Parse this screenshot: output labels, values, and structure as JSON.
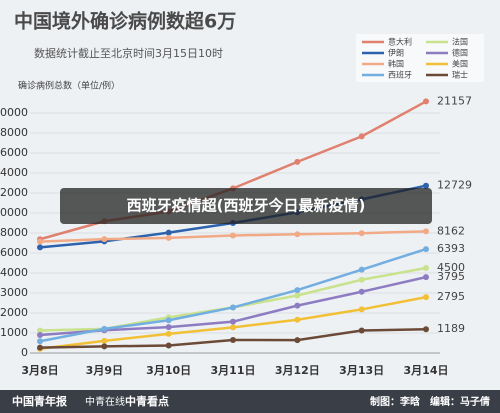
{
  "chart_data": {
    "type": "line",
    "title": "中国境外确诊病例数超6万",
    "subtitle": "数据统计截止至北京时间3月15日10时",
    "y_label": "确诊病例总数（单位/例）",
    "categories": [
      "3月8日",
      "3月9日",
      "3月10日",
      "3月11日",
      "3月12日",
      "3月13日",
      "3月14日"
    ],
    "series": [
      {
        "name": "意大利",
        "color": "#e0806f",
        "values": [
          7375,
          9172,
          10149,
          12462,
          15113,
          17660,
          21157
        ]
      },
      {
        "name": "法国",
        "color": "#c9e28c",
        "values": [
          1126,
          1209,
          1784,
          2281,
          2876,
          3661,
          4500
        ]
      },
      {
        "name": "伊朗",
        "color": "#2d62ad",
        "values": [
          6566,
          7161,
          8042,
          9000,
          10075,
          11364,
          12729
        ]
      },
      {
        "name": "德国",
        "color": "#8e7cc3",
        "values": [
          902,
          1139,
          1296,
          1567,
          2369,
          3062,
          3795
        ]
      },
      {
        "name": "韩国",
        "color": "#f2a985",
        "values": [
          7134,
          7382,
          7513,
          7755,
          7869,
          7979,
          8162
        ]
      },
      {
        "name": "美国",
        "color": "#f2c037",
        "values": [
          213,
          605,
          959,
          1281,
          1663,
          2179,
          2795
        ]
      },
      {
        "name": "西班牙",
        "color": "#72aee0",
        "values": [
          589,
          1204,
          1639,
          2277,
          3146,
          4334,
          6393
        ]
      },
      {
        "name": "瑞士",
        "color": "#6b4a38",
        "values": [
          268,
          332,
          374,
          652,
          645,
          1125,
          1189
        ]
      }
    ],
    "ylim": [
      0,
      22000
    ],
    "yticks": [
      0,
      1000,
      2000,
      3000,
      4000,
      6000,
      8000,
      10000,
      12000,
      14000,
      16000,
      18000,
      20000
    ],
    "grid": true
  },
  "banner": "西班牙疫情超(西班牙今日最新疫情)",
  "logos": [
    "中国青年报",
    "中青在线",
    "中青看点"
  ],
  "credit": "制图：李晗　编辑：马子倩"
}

┄┄┄┄┄┄

Print the entries above exactly, taking out only the pictures.

◆ **OUTPUT**
Parse this screenshot: output labels, values, and structure as JSON.
{
  "chart_data": {
    "type": "line",
    "title": "中国境外确诊病例数超6万",
    "subtitle": "数据统计截止至北京时间3月15日10时",
    "y_label": "确诊病例总数（单位/例）",
    "categories": [
      "3月8日",
      "3月9日",
      "3月10日",
      "3月11日",
      "3月12日",
      "3月13日",
      "3月14日"
    ],
    "series": [
      {
        "name": "意大利",
        "color": "#e0806f",
        "values": [
          7375,
          9172,
          10149,
          12462,
          15113,
          17660,
          21157
        ]
      },
      {
        "name": "法国",
        "color": "#c9e28c",
        "values": [
          1126,
          1209,
          1784,
          2281,
          2876,
          3661,
          4500
        ]
      },
      {
        "name": "伊朗",
        "color": "#2d62ad",
        "values": [
          6566,
          7161,
          8042,
          9000,
          10075,
          11364,
          12729
        ]
      },
      {
        "name": "德国",
        "color": "#8e7cc3",
        "values": [
          902,
          1139,
          1296,
          1567,
          2369,
          3062,
          3795
        ]
      },
      {
        "name": "韩国",
        "color": "#f2a985",
        "values": [
          7134,
          7382,
          7513,
          7755,
          7869,
          7979,
          8162
        ]
      },
      {
        "name": "美国",
        "color": "#f2c037",
        "values": [
          213,
          605,
          959,
          1281,
          1663,
          2179,
          2795
        ]
      },
      {
        "name": "西班牙",
        "color": "#72aee0",
        "values": [
          589,
          1204,
          1639,
          2277,
          3146,
          4334,
          6393
        ]
      },
      {
        "name": "瑞士",
        "color": "#6b4a38",
        "values": [
          268,
          332,
          374,
          652,
          645,
          1125,
          1189
        ]
      }
    ],
    "ylim": [
      0,
      22000
    ],
    "yticks": [
      0,
      1000,
      2000,
      3000,
      4000,
      6000,
      8000,
      10000,
      12000,
      14000,
      16000,
      18000,
      20000
    ],
    "grid": true
  },
  "banner": "西班牙疫情超(西班牙今日最新疫情)",
  "logos": [
    "中国青年报",
    "中青在线",
    "中青看点"
  ],
  "credit": "制图：李晗　编辑：马子倩"
}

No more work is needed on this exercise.